#### TO BE DONE
Your task is to copy every line of the records below that contains "title".

#### DATA
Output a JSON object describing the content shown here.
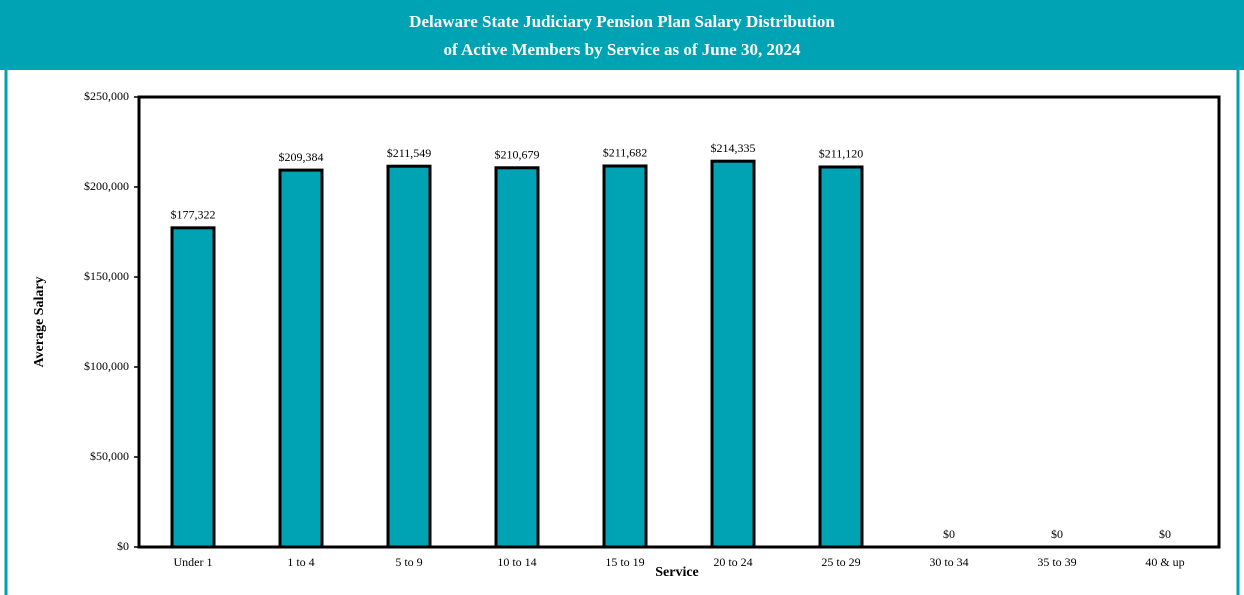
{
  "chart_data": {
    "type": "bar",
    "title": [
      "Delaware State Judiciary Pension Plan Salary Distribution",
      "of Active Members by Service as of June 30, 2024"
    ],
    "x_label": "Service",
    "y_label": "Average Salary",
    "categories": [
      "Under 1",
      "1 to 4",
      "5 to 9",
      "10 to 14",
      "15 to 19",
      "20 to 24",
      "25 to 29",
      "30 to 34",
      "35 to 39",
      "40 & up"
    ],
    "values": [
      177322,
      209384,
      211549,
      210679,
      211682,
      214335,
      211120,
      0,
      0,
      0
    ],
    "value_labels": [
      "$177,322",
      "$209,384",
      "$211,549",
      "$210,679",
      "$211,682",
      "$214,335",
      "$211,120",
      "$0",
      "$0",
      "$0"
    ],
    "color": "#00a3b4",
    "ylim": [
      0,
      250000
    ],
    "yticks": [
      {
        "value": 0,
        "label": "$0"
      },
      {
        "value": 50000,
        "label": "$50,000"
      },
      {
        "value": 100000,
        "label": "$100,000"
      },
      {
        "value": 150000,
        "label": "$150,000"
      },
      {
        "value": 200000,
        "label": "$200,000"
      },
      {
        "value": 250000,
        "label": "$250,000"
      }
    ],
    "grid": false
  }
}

---

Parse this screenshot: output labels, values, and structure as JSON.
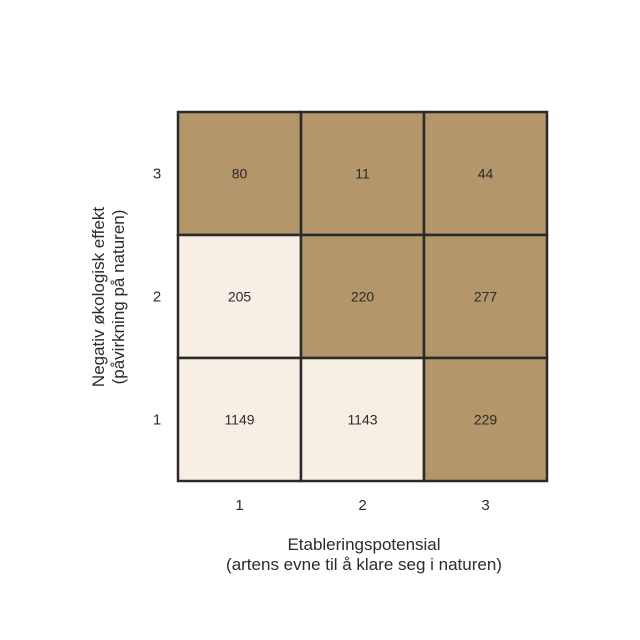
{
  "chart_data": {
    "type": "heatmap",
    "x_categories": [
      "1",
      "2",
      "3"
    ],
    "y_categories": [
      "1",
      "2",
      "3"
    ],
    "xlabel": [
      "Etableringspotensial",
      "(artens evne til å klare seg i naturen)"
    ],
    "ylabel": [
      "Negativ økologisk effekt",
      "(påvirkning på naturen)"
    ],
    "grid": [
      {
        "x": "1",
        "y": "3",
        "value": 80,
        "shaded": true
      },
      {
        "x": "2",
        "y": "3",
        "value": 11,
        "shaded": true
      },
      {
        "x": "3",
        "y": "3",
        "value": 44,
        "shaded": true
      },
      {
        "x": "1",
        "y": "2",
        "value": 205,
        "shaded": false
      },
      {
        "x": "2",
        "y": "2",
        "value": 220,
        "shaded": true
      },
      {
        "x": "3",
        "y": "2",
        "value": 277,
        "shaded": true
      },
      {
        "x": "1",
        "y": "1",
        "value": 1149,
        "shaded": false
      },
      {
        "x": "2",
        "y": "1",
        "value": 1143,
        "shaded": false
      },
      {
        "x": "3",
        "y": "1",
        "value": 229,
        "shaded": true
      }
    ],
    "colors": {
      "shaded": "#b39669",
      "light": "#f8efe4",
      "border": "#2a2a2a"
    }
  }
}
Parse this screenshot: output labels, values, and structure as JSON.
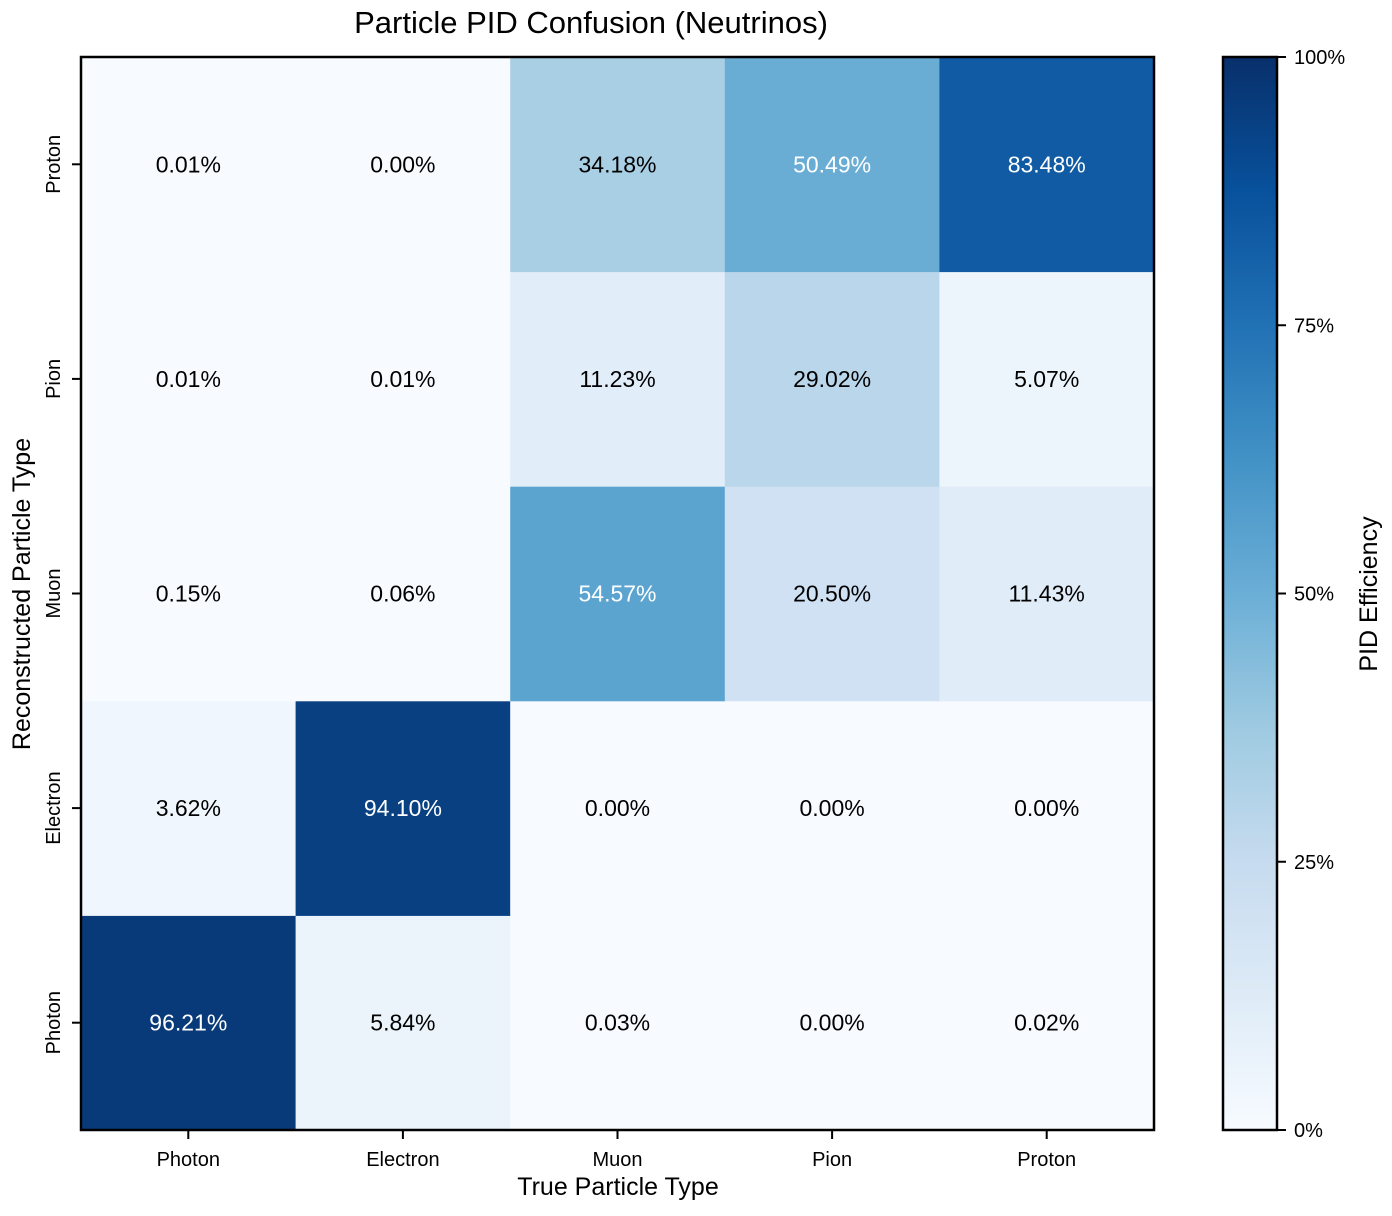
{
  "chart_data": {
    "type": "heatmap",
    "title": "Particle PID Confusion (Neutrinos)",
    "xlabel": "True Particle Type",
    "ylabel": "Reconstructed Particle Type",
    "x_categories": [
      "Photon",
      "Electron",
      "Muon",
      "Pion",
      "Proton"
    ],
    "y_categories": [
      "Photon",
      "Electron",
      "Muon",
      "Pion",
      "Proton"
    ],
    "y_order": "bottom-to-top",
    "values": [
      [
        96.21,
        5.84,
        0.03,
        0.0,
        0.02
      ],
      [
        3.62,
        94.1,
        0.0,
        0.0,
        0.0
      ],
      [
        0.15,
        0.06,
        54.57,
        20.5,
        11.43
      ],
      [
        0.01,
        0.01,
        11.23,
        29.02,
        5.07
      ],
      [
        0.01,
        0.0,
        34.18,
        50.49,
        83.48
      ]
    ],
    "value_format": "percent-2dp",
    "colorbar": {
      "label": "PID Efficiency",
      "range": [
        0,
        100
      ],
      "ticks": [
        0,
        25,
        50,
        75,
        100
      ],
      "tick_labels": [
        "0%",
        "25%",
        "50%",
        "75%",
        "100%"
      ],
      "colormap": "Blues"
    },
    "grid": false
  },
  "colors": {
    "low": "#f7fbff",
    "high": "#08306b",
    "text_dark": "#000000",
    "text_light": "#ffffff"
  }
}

* * *

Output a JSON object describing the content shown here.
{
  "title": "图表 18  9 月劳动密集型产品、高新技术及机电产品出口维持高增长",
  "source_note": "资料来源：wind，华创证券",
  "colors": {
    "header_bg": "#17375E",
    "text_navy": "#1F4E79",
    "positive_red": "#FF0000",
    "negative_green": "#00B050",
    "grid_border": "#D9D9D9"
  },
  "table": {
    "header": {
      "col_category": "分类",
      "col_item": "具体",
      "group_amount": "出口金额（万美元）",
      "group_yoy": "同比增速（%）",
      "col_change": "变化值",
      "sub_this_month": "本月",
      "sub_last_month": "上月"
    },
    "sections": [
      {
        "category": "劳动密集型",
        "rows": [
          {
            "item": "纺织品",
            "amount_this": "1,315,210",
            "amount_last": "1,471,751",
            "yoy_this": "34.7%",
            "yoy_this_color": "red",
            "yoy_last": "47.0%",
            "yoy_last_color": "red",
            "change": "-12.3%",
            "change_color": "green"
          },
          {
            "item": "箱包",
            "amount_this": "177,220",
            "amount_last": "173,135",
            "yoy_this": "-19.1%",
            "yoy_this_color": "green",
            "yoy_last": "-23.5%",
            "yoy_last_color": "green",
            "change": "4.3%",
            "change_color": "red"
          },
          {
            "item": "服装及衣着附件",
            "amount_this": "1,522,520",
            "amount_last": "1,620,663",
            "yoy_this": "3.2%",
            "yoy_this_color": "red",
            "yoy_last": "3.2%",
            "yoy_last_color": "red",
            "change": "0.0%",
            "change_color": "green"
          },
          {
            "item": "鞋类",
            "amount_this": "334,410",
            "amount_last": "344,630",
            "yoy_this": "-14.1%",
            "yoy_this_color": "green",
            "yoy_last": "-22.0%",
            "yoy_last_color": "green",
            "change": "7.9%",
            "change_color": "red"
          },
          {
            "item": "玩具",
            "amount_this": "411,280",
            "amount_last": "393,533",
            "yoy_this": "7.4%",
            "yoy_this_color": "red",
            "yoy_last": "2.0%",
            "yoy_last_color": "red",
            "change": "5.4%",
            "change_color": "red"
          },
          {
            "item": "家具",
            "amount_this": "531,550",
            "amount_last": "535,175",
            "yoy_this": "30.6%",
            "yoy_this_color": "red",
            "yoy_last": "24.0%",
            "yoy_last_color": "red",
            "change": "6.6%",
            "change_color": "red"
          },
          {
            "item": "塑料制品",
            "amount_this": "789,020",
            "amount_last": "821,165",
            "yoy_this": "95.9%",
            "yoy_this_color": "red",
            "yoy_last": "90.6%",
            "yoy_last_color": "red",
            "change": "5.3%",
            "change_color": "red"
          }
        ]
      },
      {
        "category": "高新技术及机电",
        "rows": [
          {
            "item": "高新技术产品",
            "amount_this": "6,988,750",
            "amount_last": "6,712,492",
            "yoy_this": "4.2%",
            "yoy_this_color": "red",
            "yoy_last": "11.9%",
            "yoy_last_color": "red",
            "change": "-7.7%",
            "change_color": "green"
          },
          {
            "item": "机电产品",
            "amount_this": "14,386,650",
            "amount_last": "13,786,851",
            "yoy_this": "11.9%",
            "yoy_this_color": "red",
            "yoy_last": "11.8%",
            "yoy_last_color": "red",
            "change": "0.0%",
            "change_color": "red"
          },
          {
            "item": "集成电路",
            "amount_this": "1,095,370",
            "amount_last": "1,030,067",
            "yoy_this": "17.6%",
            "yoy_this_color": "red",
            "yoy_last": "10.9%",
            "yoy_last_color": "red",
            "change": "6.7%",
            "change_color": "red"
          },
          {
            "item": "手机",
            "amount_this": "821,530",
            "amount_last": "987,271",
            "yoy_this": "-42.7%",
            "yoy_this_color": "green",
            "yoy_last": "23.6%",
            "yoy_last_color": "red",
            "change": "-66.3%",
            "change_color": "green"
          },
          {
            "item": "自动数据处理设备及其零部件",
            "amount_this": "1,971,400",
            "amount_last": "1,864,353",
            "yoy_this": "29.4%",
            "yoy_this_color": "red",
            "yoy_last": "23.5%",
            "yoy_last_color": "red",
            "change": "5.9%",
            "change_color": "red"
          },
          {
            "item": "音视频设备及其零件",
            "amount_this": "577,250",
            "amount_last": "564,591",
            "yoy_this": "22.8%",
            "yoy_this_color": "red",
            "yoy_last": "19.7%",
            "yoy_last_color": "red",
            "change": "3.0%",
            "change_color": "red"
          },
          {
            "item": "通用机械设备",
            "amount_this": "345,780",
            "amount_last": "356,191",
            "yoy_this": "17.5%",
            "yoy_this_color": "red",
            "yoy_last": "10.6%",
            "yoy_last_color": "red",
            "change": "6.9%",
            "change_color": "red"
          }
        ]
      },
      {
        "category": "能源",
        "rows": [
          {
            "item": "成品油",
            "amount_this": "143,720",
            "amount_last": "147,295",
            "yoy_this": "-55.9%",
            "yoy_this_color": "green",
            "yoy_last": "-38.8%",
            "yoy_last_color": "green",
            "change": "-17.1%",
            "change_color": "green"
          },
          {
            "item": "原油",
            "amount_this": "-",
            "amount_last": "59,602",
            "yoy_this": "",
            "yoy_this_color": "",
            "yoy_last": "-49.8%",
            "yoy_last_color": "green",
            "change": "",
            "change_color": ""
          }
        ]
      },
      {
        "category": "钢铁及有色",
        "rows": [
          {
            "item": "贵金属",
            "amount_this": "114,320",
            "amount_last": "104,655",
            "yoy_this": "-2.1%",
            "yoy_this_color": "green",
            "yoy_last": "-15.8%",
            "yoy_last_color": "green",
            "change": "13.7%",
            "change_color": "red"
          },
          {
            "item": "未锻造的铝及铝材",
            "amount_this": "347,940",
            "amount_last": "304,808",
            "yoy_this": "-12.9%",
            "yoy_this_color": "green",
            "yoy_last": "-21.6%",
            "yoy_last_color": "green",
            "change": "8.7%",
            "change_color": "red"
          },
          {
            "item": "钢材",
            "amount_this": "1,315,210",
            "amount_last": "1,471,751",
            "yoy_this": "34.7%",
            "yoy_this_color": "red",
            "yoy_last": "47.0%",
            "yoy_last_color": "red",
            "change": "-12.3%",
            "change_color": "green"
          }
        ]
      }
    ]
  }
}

#### ANSWER TO THE TASK
    "title": [
    "title": "Particle PID Confusion (Neutrinos)",
  "title": "图表 18  9 月劳动密集型产品、高新技术及机电产品出口维持高增长",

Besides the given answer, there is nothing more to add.